→ **Items from a dataset**:
* begin *
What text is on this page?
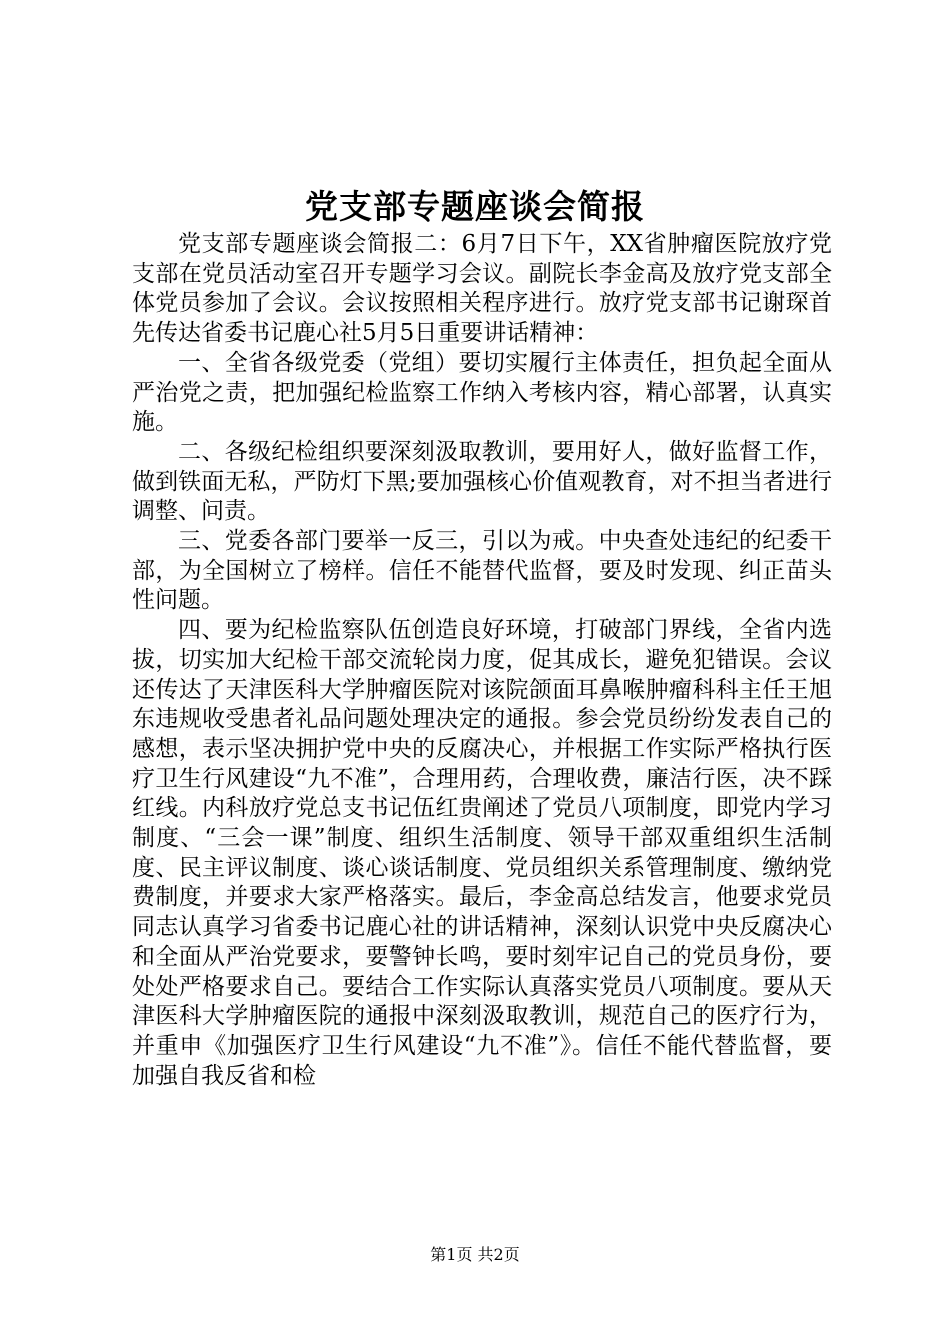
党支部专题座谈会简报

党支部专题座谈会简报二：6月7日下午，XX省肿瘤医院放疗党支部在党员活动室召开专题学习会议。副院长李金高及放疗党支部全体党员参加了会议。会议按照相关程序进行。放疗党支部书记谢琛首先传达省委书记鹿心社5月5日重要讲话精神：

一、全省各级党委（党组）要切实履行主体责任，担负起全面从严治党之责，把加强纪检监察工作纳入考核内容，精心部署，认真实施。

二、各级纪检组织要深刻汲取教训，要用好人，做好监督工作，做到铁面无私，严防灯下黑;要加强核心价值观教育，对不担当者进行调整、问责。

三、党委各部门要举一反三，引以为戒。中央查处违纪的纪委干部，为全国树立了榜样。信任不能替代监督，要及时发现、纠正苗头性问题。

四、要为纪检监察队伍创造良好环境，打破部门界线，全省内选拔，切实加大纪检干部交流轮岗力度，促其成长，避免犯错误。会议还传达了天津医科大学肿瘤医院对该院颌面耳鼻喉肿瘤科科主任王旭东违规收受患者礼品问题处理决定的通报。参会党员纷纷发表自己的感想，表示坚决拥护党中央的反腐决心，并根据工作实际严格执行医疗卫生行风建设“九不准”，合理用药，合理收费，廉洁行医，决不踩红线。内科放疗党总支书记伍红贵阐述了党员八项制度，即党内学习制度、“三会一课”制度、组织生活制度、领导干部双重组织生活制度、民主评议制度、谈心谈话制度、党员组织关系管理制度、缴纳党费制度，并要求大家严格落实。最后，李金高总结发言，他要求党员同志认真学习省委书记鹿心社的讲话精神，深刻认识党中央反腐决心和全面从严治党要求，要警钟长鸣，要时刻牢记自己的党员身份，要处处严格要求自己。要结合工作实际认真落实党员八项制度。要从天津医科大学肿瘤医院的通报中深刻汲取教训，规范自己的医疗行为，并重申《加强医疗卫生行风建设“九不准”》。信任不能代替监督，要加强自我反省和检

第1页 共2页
* end *
* begin *
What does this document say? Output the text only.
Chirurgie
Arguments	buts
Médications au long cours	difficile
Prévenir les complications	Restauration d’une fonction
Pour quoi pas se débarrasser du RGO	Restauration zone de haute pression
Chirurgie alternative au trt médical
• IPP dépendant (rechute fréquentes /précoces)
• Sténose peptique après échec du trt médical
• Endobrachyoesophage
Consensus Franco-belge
* end *
* begin *
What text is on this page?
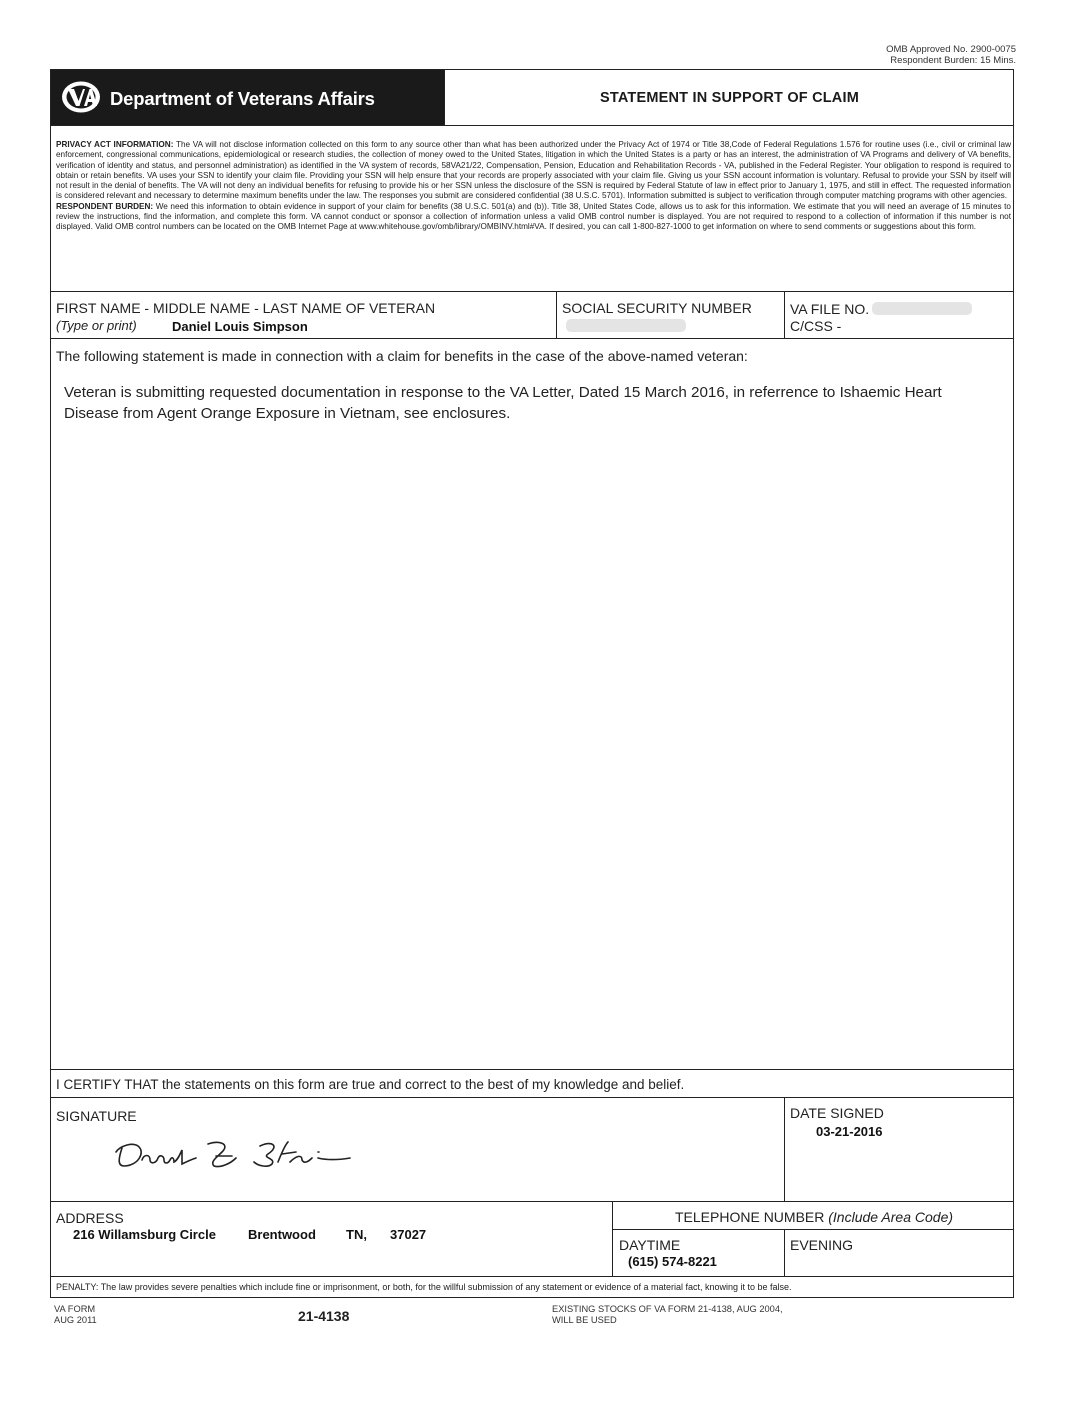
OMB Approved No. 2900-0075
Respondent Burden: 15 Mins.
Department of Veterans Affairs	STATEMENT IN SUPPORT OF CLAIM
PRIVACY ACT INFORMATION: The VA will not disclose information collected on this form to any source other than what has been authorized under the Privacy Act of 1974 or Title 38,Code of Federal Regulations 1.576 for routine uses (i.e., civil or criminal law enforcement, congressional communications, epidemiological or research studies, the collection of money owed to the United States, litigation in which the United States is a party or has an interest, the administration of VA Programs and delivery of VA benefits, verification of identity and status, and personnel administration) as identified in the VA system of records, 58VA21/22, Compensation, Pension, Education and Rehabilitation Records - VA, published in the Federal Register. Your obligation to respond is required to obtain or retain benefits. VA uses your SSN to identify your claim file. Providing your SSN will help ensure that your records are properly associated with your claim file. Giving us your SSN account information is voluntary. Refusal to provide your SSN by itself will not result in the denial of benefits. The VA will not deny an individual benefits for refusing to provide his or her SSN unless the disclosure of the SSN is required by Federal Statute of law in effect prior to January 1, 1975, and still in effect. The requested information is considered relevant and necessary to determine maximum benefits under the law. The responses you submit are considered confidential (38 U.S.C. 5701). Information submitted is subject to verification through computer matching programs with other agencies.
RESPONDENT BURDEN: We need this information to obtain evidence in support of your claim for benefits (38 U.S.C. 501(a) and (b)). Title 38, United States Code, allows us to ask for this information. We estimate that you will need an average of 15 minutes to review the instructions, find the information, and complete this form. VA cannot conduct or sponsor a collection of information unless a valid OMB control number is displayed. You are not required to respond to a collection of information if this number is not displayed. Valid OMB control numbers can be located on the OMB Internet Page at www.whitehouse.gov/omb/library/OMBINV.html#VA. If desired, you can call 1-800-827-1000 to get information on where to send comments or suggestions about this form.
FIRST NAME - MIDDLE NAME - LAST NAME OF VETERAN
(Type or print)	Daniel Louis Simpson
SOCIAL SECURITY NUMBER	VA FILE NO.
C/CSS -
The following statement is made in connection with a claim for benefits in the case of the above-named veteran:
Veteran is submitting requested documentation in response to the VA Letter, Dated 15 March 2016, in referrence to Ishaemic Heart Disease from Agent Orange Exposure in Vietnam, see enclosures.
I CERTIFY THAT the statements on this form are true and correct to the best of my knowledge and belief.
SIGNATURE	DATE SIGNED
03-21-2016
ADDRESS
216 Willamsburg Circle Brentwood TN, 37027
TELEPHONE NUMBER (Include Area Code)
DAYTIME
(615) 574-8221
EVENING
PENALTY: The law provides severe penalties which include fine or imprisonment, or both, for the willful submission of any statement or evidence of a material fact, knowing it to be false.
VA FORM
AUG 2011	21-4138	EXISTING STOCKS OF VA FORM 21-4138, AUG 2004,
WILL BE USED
* end *
→ **Task to complete**:
Copy every line of the entries above in which "Restauration" occurs.

→ **Exercise solution**:
Prévenir les complications	Restauration d’une fonction
Pour quoi pas se débarrasser du RGO	Restauration zone de haute pression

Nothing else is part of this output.